/---
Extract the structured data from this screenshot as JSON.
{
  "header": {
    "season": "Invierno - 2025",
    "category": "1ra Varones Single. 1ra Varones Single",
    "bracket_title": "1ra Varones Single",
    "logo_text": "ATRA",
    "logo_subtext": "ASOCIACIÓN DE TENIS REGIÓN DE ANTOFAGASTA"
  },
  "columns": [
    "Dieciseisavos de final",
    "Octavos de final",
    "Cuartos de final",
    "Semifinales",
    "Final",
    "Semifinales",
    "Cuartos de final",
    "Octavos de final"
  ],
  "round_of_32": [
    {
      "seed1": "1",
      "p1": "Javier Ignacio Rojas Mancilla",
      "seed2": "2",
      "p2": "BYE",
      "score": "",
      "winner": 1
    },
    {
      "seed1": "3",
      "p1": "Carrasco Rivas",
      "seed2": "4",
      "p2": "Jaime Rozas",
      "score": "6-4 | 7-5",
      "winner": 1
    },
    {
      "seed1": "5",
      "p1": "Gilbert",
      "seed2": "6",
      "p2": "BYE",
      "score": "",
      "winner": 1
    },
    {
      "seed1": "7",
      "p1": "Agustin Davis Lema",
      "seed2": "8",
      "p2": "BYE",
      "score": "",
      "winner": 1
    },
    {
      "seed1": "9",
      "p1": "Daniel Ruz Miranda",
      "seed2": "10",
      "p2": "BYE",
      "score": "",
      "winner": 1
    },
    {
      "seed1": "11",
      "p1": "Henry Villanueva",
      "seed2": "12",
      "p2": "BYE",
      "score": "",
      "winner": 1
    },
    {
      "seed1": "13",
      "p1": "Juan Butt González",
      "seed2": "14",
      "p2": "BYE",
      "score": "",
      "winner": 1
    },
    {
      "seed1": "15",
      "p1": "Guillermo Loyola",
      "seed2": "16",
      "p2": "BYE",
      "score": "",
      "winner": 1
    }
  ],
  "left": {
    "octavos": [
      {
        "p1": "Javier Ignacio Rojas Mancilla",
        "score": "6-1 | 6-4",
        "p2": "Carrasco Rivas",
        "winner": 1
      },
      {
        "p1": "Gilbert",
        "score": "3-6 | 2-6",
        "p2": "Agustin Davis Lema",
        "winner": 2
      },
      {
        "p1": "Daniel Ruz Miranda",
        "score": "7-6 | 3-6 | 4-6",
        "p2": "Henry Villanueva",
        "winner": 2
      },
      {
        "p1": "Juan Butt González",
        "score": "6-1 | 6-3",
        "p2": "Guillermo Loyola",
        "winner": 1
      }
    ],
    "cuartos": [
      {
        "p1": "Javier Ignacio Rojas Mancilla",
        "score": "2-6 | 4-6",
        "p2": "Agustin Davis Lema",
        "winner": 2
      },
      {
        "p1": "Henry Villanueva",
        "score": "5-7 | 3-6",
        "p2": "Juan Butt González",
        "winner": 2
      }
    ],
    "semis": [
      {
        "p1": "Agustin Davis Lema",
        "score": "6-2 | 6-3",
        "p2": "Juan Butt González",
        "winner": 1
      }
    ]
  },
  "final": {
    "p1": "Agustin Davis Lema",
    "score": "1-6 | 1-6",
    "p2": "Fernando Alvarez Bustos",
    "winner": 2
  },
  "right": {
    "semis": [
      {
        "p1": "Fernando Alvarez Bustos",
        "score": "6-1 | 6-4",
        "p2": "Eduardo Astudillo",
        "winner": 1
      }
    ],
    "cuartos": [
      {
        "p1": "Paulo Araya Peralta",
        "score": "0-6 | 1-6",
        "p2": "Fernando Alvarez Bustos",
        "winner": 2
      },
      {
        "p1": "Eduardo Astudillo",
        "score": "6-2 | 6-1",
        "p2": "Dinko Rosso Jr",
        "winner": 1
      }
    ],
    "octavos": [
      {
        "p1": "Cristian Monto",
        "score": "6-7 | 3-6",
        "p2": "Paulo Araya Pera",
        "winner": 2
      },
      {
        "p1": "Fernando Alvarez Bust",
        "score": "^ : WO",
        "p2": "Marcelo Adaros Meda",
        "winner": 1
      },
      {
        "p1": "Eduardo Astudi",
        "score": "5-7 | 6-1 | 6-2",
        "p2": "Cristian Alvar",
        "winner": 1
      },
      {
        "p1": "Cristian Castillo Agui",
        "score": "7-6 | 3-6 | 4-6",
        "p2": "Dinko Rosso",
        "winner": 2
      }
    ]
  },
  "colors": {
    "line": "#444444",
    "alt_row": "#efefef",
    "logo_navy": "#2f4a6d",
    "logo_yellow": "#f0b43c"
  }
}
\---
- **THE REQUEST**: Type the material above out again, exactly.

- **ANSWER FOR THE TASK**:
Extract the structured data from this screenshot as JSON.
{
  "header": {
    "season": "Invierno - 2025",
    "category": "1ra Varones Single. 1ra Varones Single",
    "bracket_title": "1ra Varones Single",
    "logo_text": "ATRA",
    "logo_subtext": "ASOCIACIÓN DE TENIS REGIÓN DE ANTOFAGASTA"
  },
  "columns": [
    "Dieciseisavos de final",
    "Octavos de final",
    "Cuartos de final",
    "Semifinales",
    "Final",
    "Semifinales",
    "Cuartos de final",
    "Octavos de final"
  ],
  "round_of_32": [
    {
      "seed1": "1",
      "p1": "Javier Ignacio Rojas Mancilla",
      "seed2": "2",
      "p2": "BYE",
      "score": "",
      "winner": 1
    },
    {
      "seed1": "3",
      "p1": "Carrasco Rivas",
      "seed2": "4",
      "p2": "Jaime Rozas",
      "score": "6-4 | 7-5",
      "winner": 1
    },
    {
      "seed1": "5",
      "p1": "Gilbert",
      "seed2": "6",
      "p2": "BYE",
      "score": "",
      "winner": 1
    },
    {
      "seed1": "7",
      "p1": "Agustin Davis Lema",
      "seed2": "8",
      "p2": "BYE",
      "score": "",
      "winner": 1
    },
    {
      "seed1": "9",
      "p1": "Daniel Ruz Miranda",
      "seed2": "10",
      "p2": "BYE",
      "score": "",
      "winner": 1
    },
    {
      "seed1": "11",
      "p1": "Henry Villanueva",
      "seed2": "12",
      "p2": "BYE",
      "score": "",
      "winner": 1
    },
    {
      "seed1": "13",
      "p1": "Juan Butt González",
      "seed2": "14",
      "p2": "BYE",
      "score": "",
      "winner": 1
    },
    {
      "seed1": "15",
      "p1": "Guillermo Loyola",
      "seed2": "16",
      "p2": "BYE",
      "score": "",
      "winner": 1
    }
  ],
  "left": {
    "octavos": [
      {
        "p1": "Javier Ignacio Rojas Mancilla",
        "score": "6-1 | 6-4",
        "p2": "Carrasco Rivas",
        "winner": 1
      },
      {
        "p1": "Gilbert",
        "score": "3-6 | 2-6",
        "p2": "Agustin Davis Lema",
        "winner": 2
      },
      {
        "p1": "Daniel Ruz Miranda",
        "score": "7-6 | 3-6 | 4-6",
        "p2": "Henry Villanueva",
        "winner": 2
      },
      {
        "p1": "Juan Butt González",
        "score": "6-1 | 6-3",
        "p2": "Guillermo Loyola",
        "winner": 1
      }
    ],
    "cuartos": [
      {
        "p1": "Javier Ignacio Rojas Mancilla",
        "score": "2-6 | 4-6",
        "p2": "Agustin Davis Lema",
        "winner": 2
      },
      {
        "p1": "Henry Villanueva",
        "score": "5-7 | 3-6",
        "p2": "Juan Butt González",
        "winner": 2
      }
    ],
    "semis": [
      {
        "p1": "Agustin Davis Lema",
        "score": "6-2 | 6-3",
        "p2": "Juan Butt González",
        "winner": 1
      }
    ]
  },
  "final": {
    "p1": "Agustin Davis Lema",
    "score": "1-6 | 1-6",
    "p2": "Fernando Alvarez Bustos",
    "winner": 2
  },
  "right": {
    "semis": [
      {
        "p1": "Fernando Alvarez Bustos",
        "score": "6-1 | 6-4",
        "p2": "Eduardo Astudillo",
        "winner": 1
      }
    ],
    "cuartos": [
      {
        "p1": "Paulo Araya Peralta",
        "score": "0-6 | 1-6",
        "p2": "Fernando Alvarez Bustos",
        "winner": 2
      },
      {
        "p1": "Eduardo Astudillo",
        "score": "6-2 | 6-1",
        "p2": "Dinko Rosso Jr",
        "winner": 1
      }
    ],
    "octavos": [
      {
        "p1": "Cristian Monto",
        "score": "6-7 | 3-6",
        "p2": "Paulo Araya Pera",
        "winner": 2
      },
      {
        "p1": "Fernando Alvarez Bust",
        "score": "^ : WO",
        "p2": "Marcelo Adaros Meda",
        "winner": 1
      },
      {
        "p1": "Eduardo Astudi",
        "score": "5-7 | 6-1 | 6-2",
        "p2": "Cristian Alvar",
        "winner": 1
      },
      {
        "p1": "Cristian Castillo Agui",
        "score": "7-6 | 3-6 | 4-6",
        "p2": "Dinko Rosso",
        "winner": 2
      }
    ]
  },
  "colors": {
    "line": "#444444",
    "alt_row": "#efefef",
    "logo_navy": "#2f4a6d",
    "logo_yellow": "#f0b43c"
  }
}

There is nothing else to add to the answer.